# Start of The data

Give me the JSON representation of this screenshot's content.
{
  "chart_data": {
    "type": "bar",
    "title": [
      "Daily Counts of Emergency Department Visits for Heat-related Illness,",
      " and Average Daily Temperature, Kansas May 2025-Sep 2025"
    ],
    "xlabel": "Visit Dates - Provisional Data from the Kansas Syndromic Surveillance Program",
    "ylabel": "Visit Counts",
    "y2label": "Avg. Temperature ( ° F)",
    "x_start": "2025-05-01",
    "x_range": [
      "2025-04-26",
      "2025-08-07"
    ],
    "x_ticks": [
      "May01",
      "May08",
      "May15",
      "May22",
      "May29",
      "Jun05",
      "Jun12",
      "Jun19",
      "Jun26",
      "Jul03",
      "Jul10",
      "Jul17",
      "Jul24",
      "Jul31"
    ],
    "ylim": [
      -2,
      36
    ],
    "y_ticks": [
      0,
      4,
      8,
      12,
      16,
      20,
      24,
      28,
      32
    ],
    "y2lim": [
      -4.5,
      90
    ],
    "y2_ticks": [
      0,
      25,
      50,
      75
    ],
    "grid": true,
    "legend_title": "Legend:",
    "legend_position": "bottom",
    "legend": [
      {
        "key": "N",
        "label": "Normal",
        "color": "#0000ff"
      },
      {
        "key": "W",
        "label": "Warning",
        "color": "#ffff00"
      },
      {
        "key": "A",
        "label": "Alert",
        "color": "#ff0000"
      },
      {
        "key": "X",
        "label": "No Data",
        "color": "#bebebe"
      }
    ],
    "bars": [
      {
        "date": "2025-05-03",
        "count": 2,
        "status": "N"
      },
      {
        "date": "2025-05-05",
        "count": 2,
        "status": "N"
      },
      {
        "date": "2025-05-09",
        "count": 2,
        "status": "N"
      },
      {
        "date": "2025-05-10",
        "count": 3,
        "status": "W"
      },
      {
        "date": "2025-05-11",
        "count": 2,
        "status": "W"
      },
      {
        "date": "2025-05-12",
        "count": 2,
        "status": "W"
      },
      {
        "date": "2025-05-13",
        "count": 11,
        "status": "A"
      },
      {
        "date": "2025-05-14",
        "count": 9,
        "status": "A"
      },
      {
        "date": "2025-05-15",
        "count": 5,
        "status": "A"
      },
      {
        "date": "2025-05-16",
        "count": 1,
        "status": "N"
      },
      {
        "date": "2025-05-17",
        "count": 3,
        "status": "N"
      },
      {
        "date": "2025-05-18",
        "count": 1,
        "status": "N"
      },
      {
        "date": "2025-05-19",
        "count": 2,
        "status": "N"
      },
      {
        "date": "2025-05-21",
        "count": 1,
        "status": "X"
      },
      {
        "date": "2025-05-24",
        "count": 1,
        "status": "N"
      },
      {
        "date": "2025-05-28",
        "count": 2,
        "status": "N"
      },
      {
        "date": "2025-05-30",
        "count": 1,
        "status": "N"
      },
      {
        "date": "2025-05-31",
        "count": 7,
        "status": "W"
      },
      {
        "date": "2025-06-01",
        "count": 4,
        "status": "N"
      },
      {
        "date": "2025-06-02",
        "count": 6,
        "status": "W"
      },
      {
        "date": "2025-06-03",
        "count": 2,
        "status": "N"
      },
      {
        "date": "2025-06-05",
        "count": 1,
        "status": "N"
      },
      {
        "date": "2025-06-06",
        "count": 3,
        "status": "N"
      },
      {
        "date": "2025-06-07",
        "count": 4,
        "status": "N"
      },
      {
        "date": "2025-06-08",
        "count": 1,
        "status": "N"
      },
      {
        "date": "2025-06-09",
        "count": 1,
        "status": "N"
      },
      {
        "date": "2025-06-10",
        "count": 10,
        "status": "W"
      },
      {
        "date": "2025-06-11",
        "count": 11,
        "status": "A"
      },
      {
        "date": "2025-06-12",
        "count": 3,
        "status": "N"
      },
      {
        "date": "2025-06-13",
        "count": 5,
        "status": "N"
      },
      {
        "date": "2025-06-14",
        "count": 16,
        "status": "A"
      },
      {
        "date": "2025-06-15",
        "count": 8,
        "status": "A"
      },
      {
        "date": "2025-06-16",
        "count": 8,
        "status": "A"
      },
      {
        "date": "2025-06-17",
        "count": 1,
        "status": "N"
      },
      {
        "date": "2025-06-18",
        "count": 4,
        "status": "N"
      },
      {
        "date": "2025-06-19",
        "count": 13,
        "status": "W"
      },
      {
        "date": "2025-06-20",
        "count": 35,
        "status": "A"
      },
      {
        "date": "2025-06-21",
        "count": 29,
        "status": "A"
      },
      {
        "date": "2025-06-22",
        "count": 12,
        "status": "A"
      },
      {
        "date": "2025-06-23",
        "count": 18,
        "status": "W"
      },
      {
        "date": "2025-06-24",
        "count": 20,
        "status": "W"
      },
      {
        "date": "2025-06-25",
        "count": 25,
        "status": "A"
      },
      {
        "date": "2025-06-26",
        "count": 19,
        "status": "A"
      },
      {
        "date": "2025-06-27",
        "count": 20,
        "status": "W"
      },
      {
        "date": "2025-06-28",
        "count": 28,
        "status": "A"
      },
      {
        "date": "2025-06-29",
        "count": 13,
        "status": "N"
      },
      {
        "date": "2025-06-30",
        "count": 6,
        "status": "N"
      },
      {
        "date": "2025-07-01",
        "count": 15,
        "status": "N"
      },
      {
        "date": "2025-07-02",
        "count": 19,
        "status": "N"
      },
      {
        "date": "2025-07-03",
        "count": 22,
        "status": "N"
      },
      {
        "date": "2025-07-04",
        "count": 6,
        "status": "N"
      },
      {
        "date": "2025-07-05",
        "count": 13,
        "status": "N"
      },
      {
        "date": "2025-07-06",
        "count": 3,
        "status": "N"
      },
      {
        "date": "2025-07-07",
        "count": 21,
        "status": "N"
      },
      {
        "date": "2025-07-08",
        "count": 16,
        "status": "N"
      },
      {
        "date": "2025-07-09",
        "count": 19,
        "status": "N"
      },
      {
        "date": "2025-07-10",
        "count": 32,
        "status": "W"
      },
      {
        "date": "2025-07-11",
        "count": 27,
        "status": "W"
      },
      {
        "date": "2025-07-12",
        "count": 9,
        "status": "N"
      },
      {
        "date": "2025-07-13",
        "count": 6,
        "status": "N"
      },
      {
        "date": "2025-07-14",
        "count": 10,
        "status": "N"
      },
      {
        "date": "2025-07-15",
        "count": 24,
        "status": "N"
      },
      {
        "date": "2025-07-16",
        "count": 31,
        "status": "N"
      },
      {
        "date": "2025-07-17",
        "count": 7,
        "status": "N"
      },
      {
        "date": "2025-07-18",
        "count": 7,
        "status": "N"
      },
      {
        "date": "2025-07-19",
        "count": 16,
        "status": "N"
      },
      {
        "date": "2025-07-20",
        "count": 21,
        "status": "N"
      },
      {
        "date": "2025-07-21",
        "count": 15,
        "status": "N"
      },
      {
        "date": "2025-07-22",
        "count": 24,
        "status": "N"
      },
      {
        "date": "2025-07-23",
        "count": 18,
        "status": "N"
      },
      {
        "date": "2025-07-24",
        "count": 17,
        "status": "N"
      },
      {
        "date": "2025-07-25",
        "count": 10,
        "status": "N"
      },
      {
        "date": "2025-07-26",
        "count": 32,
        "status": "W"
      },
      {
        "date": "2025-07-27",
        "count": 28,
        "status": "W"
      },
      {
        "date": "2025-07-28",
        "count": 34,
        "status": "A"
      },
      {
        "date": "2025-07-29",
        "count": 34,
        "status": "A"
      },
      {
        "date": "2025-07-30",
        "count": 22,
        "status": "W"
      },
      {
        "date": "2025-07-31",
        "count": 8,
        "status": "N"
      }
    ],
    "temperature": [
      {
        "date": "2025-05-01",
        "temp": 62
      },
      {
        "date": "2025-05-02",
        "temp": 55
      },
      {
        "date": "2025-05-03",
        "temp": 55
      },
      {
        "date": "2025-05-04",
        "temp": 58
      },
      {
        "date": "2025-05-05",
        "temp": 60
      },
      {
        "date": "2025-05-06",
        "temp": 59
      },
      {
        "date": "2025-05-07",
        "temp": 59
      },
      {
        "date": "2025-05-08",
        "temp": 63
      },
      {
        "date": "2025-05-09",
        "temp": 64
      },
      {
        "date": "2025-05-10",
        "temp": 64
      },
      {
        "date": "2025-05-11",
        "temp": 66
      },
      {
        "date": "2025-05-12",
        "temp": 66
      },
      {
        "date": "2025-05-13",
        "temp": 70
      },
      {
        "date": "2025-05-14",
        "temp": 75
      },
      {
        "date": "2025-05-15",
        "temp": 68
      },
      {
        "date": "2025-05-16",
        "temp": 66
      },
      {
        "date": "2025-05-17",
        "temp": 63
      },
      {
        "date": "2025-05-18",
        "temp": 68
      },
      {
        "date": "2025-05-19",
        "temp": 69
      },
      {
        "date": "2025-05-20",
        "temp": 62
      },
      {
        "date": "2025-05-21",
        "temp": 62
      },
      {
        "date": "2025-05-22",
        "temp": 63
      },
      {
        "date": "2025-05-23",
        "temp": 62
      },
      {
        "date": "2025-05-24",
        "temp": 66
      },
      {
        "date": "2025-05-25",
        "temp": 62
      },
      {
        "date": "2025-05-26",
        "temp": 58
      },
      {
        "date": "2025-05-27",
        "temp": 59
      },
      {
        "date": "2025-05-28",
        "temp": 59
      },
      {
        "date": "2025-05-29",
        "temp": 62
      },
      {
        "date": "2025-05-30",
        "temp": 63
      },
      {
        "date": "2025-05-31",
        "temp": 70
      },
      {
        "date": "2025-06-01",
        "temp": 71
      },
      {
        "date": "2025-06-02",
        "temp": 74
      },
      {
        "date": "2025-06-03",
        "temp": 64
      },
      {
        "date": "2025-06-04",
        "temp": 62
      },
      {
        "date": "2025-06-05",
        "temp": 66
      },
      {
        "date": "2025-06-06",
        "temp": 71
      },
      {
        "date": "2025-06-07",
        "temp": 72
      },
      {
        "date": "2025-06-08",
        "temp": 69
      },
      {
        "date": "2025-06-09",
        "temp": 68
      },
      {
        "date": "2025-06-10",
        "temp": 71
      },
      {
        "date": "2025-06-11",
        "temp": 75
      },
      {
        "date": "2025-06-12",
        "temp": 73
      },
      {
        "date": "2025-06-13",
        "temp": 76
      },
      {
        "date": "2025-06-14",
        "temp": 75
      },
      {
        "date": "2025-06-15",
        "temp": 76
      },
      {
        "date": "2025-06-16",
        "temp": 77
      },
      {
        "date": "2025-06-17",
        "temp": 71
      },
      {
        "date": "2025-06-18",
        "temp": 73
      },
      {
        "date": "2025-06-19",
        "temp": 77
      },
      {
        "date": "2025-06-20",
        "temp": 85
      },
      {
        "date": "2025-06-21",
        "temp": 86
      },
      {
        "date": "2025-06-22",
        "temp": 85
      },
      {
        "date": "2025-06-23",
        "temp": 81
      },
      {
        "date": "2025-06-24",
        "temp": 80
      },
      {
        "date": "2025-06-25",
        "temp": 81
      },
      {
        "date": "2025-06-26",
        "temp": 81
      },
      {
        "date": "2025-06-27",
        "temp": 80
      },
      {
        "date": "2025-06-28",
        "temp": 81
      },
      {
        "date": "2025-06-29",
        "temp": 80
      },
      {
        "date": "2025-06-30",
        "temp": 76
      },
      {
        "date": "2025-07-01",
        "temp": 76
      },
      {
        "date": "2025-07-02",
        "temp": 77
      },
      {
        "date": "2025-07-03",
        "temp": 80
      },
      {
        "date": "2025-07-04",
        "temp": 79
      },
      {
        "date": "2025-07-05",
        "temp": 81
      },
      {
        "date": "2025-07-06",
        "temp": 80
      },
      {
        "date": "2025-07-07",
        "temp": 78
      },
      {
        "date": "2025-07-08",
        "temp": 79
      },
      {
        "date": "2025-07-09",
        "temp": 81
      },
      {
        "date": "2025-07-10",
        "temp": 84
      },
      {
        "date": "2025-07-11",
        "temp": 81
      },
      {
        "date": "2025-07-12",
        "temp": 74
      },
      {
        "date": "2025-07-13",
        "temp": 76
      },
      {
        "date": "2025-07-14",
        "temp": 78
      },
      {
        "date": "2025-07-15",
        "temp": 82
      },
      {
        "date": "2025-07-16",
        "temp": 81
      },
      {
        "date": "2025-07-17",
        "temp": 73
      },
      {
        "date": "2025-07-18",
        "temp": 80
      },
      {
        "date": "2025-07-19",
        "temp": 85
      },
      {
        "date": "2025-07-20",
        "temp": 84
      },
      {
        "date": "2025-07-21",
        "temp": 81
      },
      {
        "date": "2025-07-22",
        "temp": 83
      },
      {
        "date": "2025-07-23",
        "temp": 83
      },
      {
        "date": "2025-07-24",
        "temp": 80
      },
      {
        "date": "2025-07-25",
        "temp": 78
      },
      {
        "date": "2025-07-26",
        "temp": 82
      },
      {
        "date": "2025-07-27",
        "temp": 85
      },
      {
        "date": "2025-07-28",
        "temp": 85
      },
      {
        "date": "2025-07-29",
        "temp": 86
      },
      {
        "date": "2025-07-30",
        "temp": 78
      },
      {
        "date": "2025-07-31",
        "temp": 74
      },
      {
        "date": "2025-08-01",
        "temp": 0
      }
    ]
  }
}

# End of The data

**Problem requirements:**
Pull every line containing "Kansas" out of the data above.

**Exercise output:**
      " and Average Daily Temperature, Kansas May 2025-Sep 2025"
    "xlabel": "Visit Dates - Provisional Data from the Kansas Syndromic Surveillance Program",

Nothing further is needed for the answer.